* Data entries:
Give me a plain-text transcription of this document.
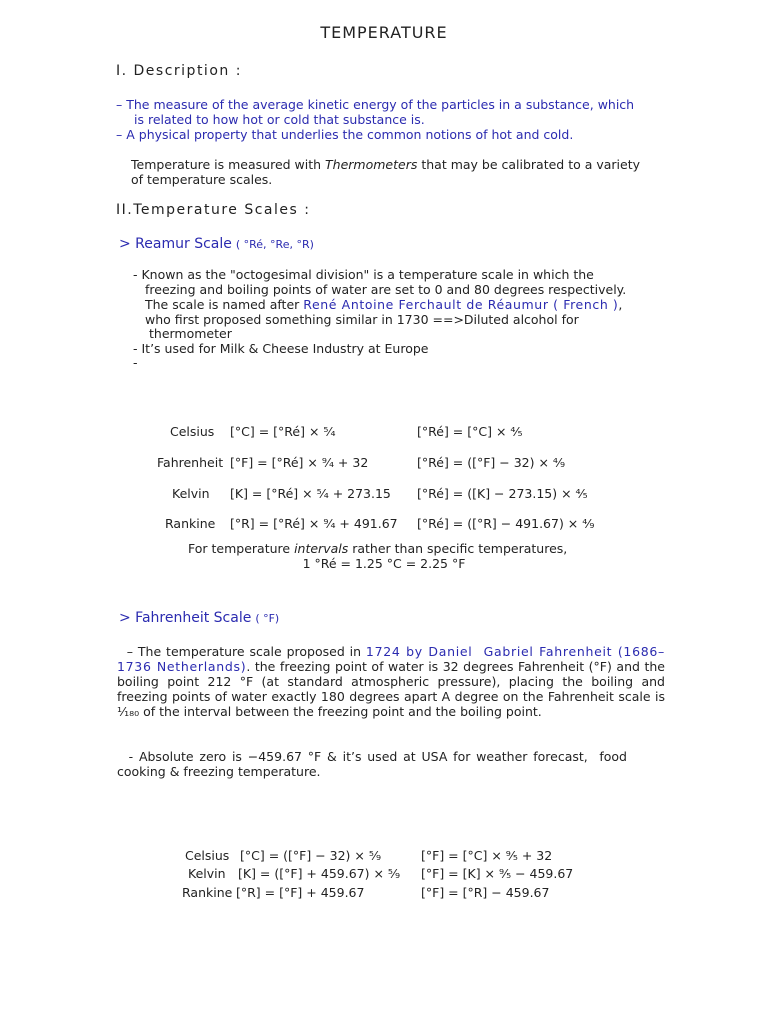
TEMPERATURE
I. Description :
– The measure of the average kinetic energy of the particles in a substance, which
is related to how hot or cold that substance is.
– A physical property that underlies the common notions of hot and cold.
Temperature is measured with Thermometers that may be calibrated to a variety
of temperature scales.
II.Temperature Scales :
> Reamur Scale ( °Ré, °Re, °R)
- Known as the "octogesimal division" is a temperature scale in which the
freezing and boiling points of water are set to 0 and 80 degrees respectively.
The scale is named after René Antoine Ferchault de Réaumur ( French ),
who first proposed something similar in 1730 ==>Diluted alcohol for
thermometer
- It’s used for Milk & Cheese Industry at Europe
-
Celsius [°C] = [°Ré] × ⁵⁄₄	[°Ré] = [°C] × ⁴⁄₅
Fahrenheit [°F] = [°Ré] × ⁹⁄₄ + 32	[°Ré] = ([°F] − 32) × ⁴⁄₉
Kelvin [K] = [°Ré] × ⁵⁄₄ + 273.15 [°Ré] = ([K] − 273.15) × ⁴⁄₅
Rankine [°R] = [°Ré] × ⁹⁄₄ + 491.67 [°Ré] = ([°R] − 491.67) × ⁴⁄₉
For temperature intervals rather than specific temperatures,
1 °Ré = 1.25 °C = 2.25 °F
> Fahrenheit Scale ( °F)
– The temperature scale proposed in 1724 by Daniel  Gabriel Fahrenheit (1686–1736 Netherlands). the freezing point of water is 32 degrees Fahrenheit (°F) and the boiling point 212 °F (at standard atmospheric pressure), placing the boiling and freezing points of water exactly 180 degrees apart A degree on the Fahrenheit scale is ¹⁄₁₈₀ of the interval between the freezing point and the boiling point.
- Absolute zero is −459.67 °F & it’s used at USA for weather forecast,  food cooking & freezing temperature.
Celsius [°C] = ([°F] − 32) × ⁵⁄₉	[°F] = [°C] × ⁹⁄₅ + 32
Kelvin [K] = ([°F] + 459.67) × ⁵⁄₉ [°F] = [K] × ⁹⁄₅ − 459.67
Rankine [°R] = [°F] + 459.67	[°F] = [°R] − 459.67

* Given request: Repeat all of the entries word for word, but omit the pictures.

* Full solution:
Give me a plain-text transcription of this document.
TEMPERATURE
I. Description :
– The measure of the average kinetic energy of the particles in a substance, which
is related to how hot or cold that substance is.
– A physical property that underlies the common notions of hot and cold.
Temperature is measured with Thermometers that may be calibrated to a variety
of temperature scales.
II.Temperature Scales :
> Reamur Scale ( °Ré, °Re, °R)
- Known as the "octogesimal division" is a temperature scale in which the
freezing and boiling points of water are set to 0 and 80 degrees respectively.
The scale is named after René Antoine Ferchault de Réaumur ( French ),
who first proposed something similar in 1730 ==>Diluted alcohol for
thermometer
- It’s used for Milk & Cheese Industry at Europe
-
Celsius [°C] = [°Ré] × ⁵⁄₄	[°Ré] = [°C] × ⁴⁄₅
Fahrenheit [°F] = [°Ré] × ⁹⁄₄ + 32	[°Ré] = ([°F] − 32) × ⁴⁄₉
Kelvin [K] = [°Ré] × ⁵⁄₄ + 273.15 [°Ré] = ([K] − 273.15) × ⁴⁄₅
Rankine [°R] = [°Ré] × ⁹⁄₄ + 491.67 [°Ré] = ([°R] − 491.67) × ⁴⁄₉
For temperature intervals rather than specific temperatures,
1 °Ré = 1.25 °C = 2.25 °F
> Fahrenheit Scale ( °F)
– The temperature scale proposed in 1724 by Daniel  Gabriel Fahrenheit (1686–1736 Netherlands). the freezing point of water is 32 degrees Fahrenheit (°F) and the boiling point 212 °F (at standard atmospheric pressure), placing the boiling and freezing points of water exactly 180 degrees apart A degree on the Fahrenheit scale is ¹⁄₁₈₀ of the interval between the freezing point and the boiling point.
- Absolute zero is −459.67 °F & it’s used at USA for weather forecast,  food cooking & freezing temperature.
Celsius [°C] = ([°F] − 32) × ⁵⁄₉	[°F] = [°C] × ⁹⁄₅ + 32
Kelvin [K] = ([°F] + 459.67) × ⁵⁄₉ [°F] = [K] × ⁹⁄₅ − 459.67
Rankine [°R] = [°F] + 459.67	[°F] = [°R] − 459.67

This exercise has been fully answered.